▶ AIM: How many lines in the records below contain the word "marker"? Give only the number.

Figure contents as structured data
····················
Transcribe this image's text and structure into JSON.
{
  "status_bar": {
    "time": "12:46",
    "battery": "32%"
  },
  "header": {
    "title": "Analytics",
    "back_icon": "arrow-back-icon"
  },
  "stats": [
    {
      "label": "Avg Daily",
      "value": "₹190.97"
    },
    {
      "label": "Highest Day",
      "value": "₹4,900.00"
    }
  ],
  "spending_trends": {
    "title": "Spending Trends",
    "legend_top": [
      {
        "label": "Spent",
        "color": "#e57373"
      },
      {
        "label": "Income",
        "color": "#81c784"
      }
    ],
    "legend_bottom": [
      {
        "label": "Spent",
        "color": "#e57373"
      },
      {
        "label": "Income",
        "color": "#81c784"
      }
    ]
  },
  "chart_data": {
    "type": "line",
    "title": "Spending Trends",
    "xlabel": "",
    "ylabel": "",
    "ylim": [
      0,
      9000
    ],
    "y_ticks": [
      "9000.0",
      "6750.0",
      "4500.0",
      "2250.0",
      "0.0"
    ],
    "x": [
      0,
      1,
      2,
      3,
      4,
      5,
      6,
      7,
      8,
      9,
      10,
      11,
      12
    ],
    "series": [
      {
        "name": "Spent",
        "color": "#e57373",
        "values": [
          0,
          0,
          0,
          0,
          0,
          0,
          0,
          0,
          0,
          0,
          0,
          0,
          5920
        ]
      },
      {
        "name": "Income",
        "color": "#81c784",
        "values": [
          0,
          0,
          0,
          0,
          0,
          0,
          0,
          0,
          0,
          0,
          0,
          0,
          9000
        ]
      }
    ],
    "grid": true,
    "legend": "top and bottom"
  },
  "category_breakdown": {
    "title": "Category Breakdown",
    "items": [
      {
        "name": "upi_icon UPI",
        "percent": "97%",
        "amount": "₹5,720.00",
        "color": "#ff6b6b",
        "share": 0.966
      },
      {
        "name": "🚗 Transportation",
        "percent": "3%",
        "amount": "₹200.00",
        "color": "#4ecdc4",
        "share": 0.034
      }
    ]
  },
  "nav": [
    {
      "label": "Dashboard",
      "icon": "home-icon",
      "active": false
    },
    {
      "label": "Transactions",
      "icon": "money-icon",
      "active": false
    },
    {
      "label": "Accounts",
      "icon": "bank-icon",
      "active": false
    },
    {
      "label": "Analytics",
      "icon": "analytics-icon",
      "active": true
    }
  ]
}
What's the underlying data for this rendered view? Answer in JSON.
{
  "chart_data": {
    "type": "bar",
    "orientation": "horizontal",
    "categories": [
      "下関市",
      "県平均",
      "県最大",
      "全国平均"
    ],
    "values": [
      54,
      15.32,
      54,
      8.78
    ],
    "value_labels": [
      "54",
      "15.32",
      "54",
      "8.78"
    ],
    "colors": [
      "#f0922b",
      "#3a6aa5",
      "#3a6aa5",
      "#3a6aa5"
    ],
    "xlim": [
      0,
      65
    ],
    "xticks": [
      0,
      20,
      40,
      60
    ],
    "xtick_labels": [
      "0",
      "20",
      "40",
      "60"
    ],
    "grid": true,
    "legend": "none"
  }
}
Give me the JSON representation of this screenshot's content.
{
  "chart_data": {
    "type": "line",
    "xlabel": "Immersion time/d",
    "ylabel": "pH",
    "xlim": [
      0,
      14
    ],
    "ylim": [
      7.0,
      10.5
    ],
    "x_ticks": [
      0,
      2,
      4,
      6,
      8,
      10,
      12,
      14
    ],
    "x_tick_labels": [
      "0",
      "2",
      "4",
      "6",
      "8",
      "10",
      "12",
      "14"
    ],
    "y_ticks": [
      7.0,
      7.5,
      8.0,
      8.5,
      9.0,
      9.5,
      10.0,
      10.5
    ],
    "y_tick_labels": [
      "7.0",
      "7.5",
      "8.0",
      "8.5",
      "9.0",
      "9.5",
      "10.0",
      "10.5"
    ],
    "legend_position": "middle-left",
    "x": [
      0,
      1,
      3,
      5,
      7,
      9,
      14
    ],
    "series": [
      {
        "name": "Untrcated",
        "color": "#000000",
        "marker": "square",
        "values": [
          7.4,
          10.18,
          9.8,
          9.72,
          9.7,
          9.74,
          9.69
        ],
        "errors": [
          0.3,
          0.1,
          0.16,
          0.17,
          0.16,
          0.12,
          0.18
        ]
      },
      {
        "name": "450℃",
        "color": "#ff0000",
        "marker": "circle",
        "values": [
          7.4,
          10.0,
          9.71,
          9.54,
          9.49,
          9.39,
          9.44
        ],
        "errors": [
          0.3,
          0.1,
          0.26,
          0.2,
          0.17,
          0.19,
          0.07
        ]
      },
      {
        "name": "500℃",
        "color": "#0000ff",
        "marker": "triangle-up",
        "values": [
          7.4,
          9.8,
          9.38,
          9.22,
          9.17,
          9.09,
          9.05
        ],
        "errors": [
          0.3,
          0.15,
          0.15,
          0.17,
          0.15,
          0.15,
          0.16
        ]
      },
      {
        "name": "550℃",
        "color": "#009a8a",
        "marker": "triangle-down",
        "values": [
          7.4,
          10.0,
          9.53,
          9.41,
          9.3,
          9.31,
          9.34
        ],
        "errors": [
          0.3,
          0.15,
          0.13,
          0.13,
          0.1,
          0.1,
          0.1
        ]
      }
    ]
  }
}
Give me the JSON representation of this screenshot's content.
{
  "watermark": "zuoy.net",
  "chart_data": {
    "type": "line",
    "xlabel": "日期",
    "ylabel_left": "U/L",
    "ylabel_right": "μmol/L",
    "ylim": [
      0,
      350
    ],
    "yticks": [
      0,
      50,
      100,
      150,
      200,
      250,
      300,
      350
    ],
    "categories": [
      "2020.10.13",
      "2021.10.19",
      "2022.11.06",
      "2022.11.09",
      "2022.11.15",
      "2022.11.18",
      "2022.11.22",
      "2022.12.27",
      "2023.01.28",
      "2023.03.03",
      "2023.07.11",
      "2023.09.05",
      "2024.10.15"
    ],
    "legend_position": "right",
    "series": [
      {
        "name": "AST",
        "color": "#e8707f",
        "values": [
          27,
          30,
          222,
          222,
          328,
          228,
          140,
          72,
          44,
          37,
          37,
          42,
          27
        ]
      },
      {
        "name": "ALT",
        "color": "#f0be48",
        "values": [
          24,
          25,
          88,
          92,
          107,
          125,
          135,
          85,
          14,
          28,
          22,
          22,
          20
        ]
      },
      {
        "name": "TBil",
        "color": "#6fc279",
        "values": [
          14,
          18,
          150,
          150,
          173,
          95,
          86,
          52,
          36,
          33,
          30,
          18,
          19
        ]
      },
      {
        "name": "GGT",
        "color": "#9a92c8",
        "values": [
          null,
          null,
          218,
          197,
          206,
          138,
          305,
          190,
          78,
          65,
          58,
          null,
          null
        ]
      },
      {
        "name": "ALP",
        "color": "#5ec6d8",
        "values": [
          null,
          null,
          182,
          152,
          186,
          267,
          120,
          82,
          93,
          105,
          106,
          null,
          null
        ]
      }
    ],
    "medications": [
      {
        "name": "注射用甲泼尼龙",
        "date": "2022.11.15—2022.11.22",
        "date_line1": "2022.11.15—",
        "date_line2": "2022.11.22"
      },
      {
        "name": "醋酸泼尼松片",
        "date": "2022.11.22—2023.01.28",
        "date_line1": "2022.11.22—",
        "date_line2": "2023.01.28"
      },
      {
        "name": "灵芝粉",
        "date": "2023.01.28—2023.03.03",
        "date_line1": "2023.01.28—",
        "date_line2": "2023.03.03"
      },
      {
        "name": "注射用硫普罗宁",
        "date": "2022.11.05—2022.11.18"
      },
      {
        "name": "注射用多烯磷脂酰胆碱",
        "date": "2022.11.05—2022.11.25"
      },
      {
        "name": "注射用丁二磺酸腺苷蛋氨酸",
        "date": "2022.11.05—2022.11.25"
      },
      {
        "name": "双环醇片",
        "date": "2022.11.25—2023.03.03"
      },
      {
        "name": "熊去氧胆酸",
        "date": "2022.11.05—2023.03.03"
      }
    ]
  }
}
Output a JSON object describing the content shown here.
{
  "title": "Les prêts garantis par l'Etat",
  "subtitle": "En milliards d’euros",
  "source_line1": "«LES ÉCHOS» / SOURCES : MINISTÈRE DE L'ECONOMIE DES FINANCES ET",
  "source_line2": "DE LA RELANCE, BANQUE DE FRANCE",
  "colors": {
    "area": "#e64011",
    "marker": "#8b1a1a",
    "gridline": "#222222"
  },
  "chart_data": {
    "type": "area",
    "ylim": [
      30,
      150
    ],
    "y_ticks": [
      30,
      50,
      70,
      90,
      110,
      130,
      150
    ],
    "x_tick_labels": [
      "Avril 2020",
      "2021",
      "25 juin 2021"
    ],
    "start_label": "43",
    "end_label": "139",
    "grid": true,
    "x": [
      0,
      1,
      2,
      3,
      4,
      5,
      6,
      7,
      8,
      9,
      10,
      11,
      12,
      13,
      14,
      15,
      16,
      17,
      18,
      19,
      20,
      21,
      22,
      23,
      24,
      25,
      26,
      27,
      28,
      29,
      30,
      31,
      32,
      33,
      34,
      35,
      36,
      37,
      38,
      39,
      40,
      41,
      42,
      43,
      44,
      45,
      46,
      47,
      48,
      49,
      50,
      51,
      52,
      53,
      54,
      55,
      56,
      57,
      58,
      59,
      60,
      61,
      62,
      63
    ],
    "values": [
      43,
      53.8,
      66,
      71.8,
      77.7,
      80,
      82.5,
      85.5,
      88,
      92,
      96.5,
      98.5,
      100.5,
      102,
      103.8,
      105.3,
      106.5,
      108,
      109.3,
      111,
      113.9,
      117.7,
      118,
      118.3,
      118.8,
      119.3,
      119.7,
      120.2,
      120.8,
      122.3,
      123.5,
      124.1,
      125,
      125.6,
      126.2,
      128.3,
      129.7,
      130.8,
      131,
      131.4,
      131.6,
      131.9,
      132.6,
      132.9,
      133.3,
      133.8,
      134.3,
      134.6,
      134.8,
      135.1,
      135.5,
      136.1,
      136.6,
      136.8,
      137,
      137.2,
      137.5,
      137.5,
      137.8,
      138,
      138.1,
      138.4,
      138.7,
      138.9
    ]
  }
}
····················
▶ WRITTEN ANSWER: 5